Le renseignement technique, dans lequel nous classons Internet, se fonde notamment sur une surveillance permanente des moyens de communication. L`observation d`images satellitaires, l`écoute des conversations téléphoniques, l`interception des e-mails constituent le travail quotidien des services tels que la NSA. Profitant de la dimension mondiale du réseau Internet, on peut se demander si les services de renseignement ne cherchent pas à atteindre une surveillance généralisée propre à la « société de discipline » décrite par Foucault. Il est intéressant de comparer Internet au Panoptique de Bentham (1787) analysé par Michel Foucault dans Surveiller et Punir29.

a. Internet, nouveau Panopitque ?

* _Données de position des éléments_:
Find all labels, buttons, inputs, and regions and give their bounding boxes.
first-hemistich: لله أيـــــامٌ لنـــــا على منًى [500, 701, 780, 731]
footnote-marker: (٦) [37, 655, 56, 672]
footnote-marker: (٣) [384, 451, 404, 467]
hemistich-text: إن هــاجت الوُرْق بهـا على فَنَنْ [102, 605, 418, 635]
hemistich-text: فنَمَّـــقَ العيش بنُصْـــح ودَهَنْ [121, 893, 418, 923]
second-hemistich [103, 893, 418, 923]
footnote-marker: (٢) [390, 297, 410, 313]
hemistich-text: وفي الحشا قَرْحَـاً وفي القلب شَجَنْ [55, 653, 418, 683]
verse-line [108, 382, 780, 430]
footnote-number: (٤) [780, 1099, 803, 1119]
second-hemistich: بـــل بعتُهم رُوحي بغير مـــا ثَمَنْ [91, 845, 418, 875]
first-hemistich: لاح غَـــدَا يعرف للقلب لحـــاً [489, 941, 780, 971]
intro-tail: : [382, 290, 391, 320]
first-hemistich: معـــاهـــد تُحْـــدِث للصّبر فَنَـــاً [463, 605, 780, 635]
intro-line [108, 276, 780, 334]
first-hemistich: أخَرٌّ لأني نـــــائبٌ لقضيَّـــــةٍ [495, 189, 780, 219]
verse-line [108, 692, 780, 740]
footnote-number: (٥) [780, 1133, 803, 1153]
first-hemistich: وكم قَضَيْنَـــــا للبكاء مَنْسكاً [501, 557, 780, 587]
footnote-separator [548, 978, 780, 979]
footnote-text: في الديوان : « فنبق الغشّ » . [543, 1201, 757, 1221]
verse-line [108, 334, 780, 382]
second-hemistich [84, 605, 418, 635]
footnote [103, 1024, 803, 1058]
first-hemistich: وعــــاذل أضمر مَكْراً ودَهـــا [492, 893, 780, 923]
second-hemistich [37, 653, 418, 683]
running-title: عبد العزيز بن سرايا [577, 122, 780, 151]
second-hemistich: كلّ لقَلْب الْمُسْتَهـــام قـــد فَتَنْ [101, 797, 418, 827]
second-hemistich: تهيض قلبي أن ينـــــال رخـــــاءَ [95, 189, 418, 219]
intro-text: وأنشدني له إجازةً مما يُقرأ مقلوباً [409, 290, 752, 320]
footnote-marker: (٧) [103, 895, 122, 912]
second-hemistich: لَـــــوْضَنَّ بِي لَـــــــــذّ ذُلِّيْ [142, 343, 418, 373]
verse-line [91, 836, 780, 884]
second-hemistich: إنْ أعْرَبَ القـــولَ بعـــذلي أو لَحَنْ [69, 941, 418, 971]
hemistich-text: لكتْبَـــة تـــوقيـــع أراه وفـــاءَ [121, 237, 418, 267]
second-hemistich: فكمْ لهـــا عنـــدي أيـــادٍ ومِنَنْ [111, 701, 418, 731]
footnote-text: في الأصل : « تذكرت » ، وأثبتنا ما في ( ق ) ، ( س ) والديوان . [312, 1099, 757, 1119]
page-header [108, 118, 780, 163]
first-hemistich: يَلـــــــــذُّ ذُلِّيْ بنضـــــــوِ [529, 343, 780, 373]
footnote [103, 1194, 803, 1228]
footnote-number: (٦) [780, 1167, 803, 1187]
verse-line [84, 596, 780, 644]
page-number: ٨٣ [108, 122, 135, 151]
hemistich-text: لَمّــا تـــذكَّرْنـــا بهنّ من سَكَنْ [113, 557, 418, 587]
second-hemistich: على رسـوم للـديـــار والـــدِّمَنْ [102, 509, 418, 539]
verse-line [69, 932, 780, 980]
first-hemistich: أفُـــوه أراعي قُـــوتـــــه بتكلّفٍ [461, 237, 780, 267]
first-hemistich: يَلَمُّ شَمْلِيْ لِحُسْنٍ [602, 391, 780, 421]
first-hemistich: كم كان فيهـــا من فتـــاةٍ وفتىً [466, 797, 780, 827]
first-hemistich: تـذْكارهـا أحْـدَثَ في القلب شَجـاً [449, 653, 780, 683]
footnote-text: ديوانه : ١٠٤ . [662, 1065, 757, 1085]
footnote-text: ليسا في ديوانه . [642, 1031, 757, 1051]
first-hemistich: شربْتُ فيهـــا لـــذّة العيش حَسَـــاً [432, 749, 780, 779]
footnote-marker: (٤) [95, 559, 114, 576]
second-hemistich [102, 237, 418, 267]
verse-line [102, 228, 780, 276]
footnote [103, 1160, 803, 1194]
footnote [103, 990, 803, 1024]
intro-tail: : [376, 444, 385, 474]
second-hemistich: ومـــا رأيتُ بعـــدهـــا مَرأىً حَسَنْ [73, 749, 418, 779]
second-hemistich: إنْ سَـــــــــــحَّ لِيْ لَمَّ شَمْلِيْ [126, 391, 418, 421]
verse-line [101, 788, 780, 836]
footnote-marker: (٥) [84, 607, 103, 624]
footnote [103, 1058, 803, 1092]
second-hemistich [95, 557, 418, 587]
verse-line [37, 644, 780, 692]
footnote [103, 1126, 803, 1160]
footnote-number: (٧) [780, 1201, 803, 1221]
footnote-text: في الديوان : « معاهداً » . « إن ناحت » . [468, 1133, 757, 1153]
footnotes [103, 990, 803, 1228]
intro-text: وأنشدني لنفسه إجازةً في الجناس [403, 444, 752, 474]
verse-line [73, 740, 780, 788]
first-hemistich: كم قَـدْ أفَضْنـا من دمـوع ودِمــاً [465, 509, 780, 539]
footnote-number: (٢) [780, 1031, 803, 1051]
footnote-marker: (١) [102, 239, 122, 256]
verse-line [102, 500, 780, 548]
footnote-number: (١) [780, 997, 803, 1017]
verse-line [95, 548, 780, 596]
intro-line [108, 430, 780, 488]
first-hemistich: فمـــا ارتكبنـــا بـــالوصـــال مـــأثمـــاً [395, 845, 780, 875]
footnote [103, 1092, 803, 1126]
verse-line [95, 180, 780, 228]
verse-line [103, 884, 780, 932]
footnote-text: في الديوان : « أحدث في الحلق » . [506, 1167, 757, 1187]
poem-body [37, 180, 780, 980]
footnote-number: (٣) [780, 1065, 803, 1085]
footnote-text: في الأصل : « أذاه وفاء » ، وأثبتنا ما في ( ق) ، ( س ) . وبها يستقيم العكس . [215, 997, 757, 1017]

* _Consignes_:
[1] Répondez aux questions suivantes à partir du texte sur le renseignement et Internet.
(a) Sur quoi se fonde notamment le renseignement technique ?
(b) Quel service de renseignement le texte cite-t-il en exemple ?
(c) À quel dispositif le texte propose-t-il de comparer Internet, et de quelle année date-t-il ?
[2] Rédigez la suite du texte sur le renseignement et Internet, en commençant juste après son dernier titre.

* _Réponses_:
[1]
(a) Sur une surveillance permanente des moyens de communication.
(b) La NSA.
(c) Au Panoptique de Bentham, qui date de 1787.

[2]
Jeremy Bentham, penseur anglais du XVIIIe, a écrit une OEuvre majeure intutulée Panopticon. Grand réformateur social, Bentham a inventé une structure architecturale qui devait permettre l`amélioration de la société. Le Panoptique de Bentham est une structure architecturale en anneaux, ayant en son cOEur une tour, permettant l`observation de ce qui passe à l`intérieur des différents anneaux. La particularité de cette architecture est de procurer au « Surveillant », installé dans la tour centrale, une absolue visibilité des différents segments de l`édifice.

Le Panopticon de Bentham (1787)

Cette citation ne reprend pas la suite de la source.